Data in this exercise:
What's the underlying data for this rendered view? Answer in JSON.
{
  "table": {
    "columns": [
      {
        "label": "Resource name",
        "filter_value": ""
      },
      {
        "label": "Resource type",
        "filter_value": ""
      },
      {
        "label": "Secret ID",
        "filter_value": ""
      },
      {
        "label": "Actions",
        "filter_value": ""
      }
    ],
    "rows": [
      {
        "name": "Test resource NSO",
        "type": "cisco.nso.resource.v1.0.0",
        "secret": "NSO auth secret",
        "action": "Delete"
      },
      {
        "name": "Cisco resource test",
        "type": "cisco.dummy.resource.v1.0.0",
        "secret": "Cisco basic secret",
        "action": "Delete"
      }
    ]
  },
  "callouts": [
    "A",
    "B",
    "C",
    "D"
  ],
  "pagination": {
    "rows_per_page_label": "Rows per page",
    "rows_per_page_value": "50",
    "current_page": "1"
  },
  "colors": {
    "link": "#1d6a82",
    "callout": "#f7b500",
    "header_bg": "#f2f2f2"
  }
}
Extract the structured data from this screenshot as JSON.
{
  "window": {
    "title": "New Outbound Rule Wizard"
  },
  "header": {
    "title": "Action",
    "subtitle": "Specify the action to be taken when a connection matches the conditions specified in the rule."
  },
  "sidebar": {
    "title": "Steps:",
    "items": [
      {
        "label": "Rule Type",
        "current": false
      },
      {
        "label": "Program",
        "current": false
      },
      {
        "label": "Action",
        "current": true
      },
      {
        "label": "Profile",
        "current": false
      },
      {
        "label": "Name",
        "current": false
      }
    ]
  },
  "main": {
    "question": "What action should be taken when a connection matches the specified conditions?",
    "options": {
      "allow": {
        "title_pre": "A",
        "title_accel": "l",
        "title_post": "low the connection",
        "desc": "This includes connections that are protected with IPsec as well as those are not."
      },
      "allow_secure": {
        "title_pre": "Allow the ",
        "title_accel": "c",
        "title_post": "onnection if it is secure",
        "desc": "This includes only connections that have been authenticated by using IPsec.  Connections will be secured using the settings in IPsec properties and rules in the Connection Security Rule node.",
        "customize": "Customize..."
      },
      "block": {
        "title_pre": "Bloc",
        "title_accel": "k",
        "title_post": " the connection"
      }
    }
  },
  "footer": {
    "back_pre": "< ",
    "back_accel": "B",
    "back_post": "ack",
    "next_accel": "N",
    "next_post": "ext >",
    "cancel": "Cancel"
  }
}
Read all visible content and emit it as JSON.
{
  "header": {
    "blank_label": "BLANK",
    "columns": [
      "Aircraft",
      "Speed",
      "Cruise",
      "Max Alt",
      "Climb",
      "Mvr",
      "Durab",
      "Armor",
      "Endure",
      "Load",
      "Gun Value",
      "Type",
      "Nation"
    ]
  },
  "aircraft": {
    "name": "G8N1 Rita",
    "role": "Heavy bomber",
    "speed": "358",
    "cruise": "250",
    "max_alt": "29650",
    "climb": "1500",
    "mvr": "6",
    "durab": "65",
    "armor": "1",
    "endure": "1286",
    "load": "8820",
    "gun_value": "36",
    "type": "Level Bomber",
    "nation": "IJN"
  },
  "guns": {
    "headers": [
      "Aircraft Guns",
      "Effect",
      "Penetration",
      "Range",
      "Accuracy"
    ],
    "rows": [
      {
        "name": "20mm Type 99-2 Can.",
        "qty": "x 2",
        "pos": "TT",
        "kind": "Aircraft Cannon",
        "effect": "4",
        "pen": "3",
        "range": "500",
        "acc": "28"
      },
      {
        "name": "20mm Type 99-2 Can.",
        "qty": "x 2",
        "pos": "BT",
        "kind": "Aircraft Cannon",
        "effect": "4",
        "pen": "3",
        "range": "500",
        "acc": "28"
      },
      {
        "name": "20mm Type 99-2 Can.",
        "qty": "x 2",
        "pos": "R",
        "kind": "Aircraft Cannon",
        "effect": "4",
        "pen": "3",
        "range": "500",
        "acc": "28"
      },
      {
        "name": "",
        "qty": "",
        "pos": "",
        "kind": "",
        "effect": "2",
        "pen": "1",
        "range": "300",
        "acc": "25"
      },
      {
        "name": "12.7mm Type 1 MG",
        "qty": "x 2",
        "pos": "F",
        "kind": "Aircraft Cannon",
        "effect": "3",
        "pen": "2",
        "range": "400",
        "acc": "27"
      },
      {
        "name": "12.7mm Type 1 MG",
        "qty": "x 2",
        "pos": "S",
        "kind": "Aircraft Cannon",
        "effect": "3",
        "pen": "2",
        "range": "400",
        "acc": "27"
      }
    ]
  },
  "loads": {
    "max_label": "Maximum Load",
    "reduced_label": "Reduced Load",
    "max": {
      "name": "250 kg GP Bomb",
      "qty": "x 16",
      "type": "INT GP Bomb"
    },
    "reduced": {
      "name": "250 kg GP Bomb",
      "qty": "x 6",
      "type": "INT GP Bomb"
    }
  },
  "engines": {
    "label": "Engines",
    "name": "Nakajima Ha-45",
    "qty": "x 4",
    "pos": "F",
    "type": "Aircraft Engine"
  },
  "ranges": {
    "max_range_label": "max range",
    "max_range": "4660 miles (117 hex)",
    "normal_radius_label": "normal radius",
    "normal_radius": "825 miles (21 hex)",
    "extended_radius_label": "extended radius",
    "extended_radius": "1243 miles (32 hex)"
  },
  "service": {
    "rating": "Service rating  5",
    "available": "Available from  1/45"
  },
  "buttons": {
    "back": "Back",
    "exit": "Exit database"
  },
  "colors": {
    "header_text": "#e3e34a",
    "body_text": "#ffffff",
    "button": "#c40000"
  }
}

What you will do: Copy each line from the data above that includes "desc".

Correct output:
        "desc": "This includes connections that are protected with IPsec as well as those are not."
        "desc": "This includes only connections that have been authenticated by using IPsec.  Connections will be secured using the settings in IPsec properties and rules in the Connection Security Rule node.",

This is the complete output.